- DIRECTIONS FOR THIS TASK
Write out the material exactly. Do not include the pictures.

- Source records

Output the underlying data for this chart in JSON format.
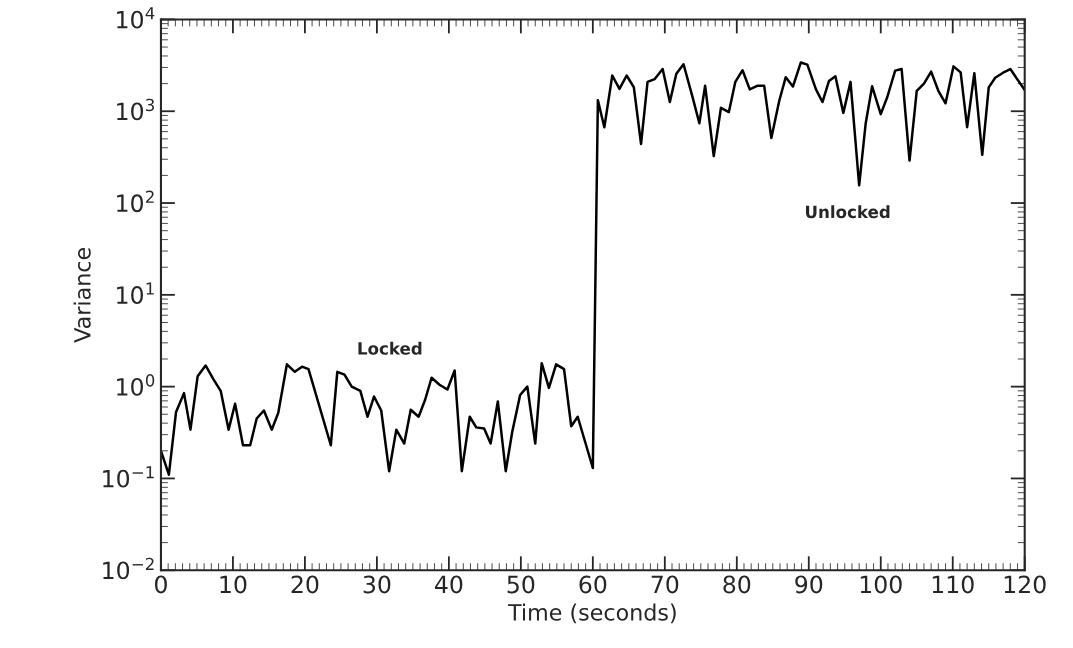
{
  "chart_data": {
    "type": "line",
    "xlabel": "Time (seconds)",
    "ylabel": "Variance",
    "log": "y",
    "xlim": [
      0,
      120
    ],
    "xticks": [
      0,
      10,
      20,
      30,
      40,
      50,
      60,
      70,
      80,
      90,
      100,
      110,
      120
    ],
    "ylim": [
      0.01,
      10000
    ],
    "yticks": [
      {
        "value": 0.01,
        "label": "10$^{−2}$"
      },
      {
        "value": 0.1,
        "label": "10$^{−1}$"
      },
      {
        "value": 1,
        "label": "10$^{0}$"
      },
      {
        "value": 10,
        "label": "10$^{1}$"
      },
      {
        "value": 100,
        "label": "10$^{2}$"
      },
      {
        "value": 1000,
        "label": "10$^{3}$"
      },
      {
        "value": 10000,
        "label": "10$^{4}$"
      }
    ],
    "marker": "none",
    "line_style": "solid",
    "annotations": [
      "Locked",
      "Unlocked"
    ],
    "series": [
      {
        "color": "#000000",
        "x": [
          0,
          1.1,
          2.1,
          3.2,
          4.1,
          5.1,
          6.2,
          7.3,
          8.3,
          9.4,
          10.3,
          11.4,
          12.4,
          13.3,
          14.3,
          15.4,
          16.3,
          17.5,
          18.6,
          19.6,
          20.5,
          23.6,
          24.5,
          25.5,
          26.5,
          27.7,
          28.7,
          29.6,
          30.6,
          31.7,
          32.7,
          33.8,
          34.7,
          35.8,
          36.7,
          37.6,
          38.7,
          39.8,
          40.8,
          41.8,
          42.9,
          43.8,
          44.9,
          45.8,
          46.8,
          47.9,
          48.8,
          49.9,
          50.9,
          52.0,
          52.9,
          53.9,
          54.9,
          56.0,
          57.0,
          57.9,
          60.0,
          60.7,
          61.6,
          62.7,
          63.7,
          64.7,
          65.7,
          66.7,
          67.6,
          68.6,
          69.7,
          70.7,
          71.6,
          72.6,
          73.8,
          74.8,
          75.6,
          76.8,
          77.8,
          78.9,
          79.8,
          80.8,
          81.8,
          82.9,
          83.8,
          84.8,
          85.9,
          86.8,
          87.8,
          88.9,
          89.8,
          91.0,
          91.9,
          92.8,
          93.7,
          94.8,
          95.8,
          97.0,
          97.9,
          98.8,
          100.0,
          100.9,
          102.0,
          102.9,
          104.0,
          105.0,
          106.0,
          107.0,
          108.0,
          109.0,
          110.1,
          111.1,
          112.0,
          113.0,
          114.1,
          115.0,
          115.9,
          117.0,
          118.0,
          120.0
        ],
        "values": [
          0.2,
          0.11,
          0.53,
          0.85,
          0.34,
          1.3,
          1.7,
          1.2,
          0.9,
          0.34,
          0.65,
          0.23,
          0.23,
          0.45,
          0.55,
          0.34,
          0.52,
          1.75,
          1.45,
          1.65,
          1.55,
          0.23,
          1.45,
          1.35,
          1.0,
          0.9,
          0.47,
          0.78,
          0.55,
          0.12,
          0.34,
          0.24,
          0.56,
          0.47,
          0.72,
          1.25,
          1.05,
          0.93,
          1.5,
          0.12,
          0.47,
          0.36,
          0.35,
          0.24,
          0.69,
          0.12,
          0.32,
          0.81,
          1.0,
          0.24,
          1.8,
          0.97,
          1.75,
          1.55,
          0.37,
          0.47,
          0.13,
          1320,
          670,
          2450,
          1750,
          2450,
          1820,
          440,
          2090,
          2240,
          2880,
          1260,
          2560,
          3250,
          1480,
          740,
          1900,
          325,
          1090,
          980,
          2090,
          2800,
          1730,
          1900,
          1900,
          510,
          1300,
          2350,
          1860,
          3400,
          3220,
          1730,
          1260,
          2130,
          2400,
          960,
          2090,
          156,
          730,
          1870,
          930,
          1420,
          2770,
          2880,
          290,
          1670,
          2000,
          2700,
          1670,
          1220,
          3080,
          2650,
          670,
          2600,
          335,
          1820,
          2320,
          2630,
          2880,
          1700
        ]
      }
    ]
  }
}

- OUTPUT FOR THIS TASK
Output the underlying data for this chart in JSON format.
{
  "chart_data": {
    "type": "line",
    "xlabel": "Time (seconds)",
    "ylabel": "Variance",
    "log": "y",
    "xlim": [
      0,
      120
    ],
    "xticks": [
      0,
      10,
      20,
      30,
      40,
      50,
      60,
      70,
      80,
      90,
      100,
      110,
      120
    ],
    "ylim": [
      0.01,
      10000
    ],
    "yticks": [
      {
        "value": 0.01,
        "label": "10$^{−2}$"
      },
      {
        "value": 0.1,
        "label": "10$^{−1}$"
      },
      {
        "value": 1,
        "label": "10$^{0}$"
      },
      {
        "value": 10,
        "label": "10$^{1}$"
      },
      {
        "value": 100,
        "label": "10$^{2}$"
      },
      {
        "value": 1000,
        "label": "10$^{3}$"
      },
      {
        "value": 10000,
        "label": "10$^{4}$"
      }
    ],
    "marker": "none",
    "line_style": "solid",
    "annotations": [
      "Locked",
      "Unlocked"
    ],
    "series": [
      {
        "color": "#000000",
        "x": [
          0,
          1.1,
          2.1,
          3.2,
          4.1,
          5.1,
          6.2,
          7.3,
          8.3,
          9.4,
          10.3,
          11.4,
          12.4,
          13.3,
          14.3,
          15.4,
          16.3,
          17.5,
          18.6,
          19.6,
          20.5,
          23.6,
          24.5,
          25.5,
          26.5,
          27.7,
          28.7,
          29.6,
          30.6,
          31.7,
          32.7,
          33.8,
          34.7,
          35.8,
          36.7,
          37.6,
          38.7,
          39.8,
          40.8,
          41.8,
          42.9,
          43.8,
          44.9,
          45.8,
          46.8,
          47.9,
          48.8,
          49.9,
          50.9,
          52.0,
          52.9,
          53.9,
          54.9,
          56.0,
          57.0,
          57.9,
          60.0,
          60.7,
          61.6,
          62.7,
          63.7,
          64.7,
          65.7,
          66.7,
          67.6,
          68.6,
          69.7,
          70.7,
          71.6,
          72.6,
          73.8,
          74.8,
          75.6,
          76.8,
          77.8,
          78.9,
          79.8,
          80.8,
          81.8,
          82.9,
          83.8,
          84.8,
          85.9,
          86.8,
          87.8,
          88.9,
          89.8,
          91.0,
          91.9,
          92.8,
          93.7,
          94.8,
          95.8,
          97.0,
          97.9,
          98.8,
          100.0,
          100.9,
          102.0,
          102.9,
          104.0,
          105.0,
          106.0,
          107.0,
          108.0,
          109.0,
          110.1,
          111.1,
          112.0,
          113.0,
          114.1,
          115.0,
          115.9,
          117.0,
          118.0,
          120.0
        ],
        "values": [
          0.2,
          0.11,
          0.53,
          0.85,
          0.34,
          1.3,
          1.7,
          1.2,
          0.9,
          0.34,
          0.65,
          0.23,
          0.23,
          0.45,
          0.55,
          0.34,
          0.52,
          1.75,
          1.45,
          1.65,
          1.55,
          0.23,
          1.45,
          1.35,
          1.0,
          0.9,
          0.47,
          0.78,
          0.55,
          0.12,
          0.34,
          0.24,
          0.56,
          0.47,
          0.72,
          1.25,
          1.05,
          0.93,
          1.5,
          0.12,
          0.47,
          0.36,
          0.35,
          0.24,
          0.69,
          0.12,
          0.32,
          0.81,
          1.0,
          0.24,
          1.8,
          0.97,
          1.75,
          1.55,
          0.37,
          0.47,
          0.13,
          1320,
          670,
          2450,
          1750,
          2450,
          1820,
          440,
          2090,
          2240,
          2880,
          1260,
          2560,
          3250,
          1480,
          740,
          1900,
          325,
          1090,
          980,
          2090,
          2800,
          1730,
          1900,
          1900,
          510,
          1300,
          2350,
          1860,
          3400,
          3220,
          1730,
          1260,
          2130,
          2400,
          960,
          2090,
          156,
          730,
          1870,
          930,
          1420,
          2770,
          2880,
          290,
          1670,
          2000,
          2700,
          1670,
          1220,
          3080,
          2650,
          670,
          2600,
          335,
          1820,
          2320,
          2630,
          2880,
          1700
        ]
      }
    ]
  }
}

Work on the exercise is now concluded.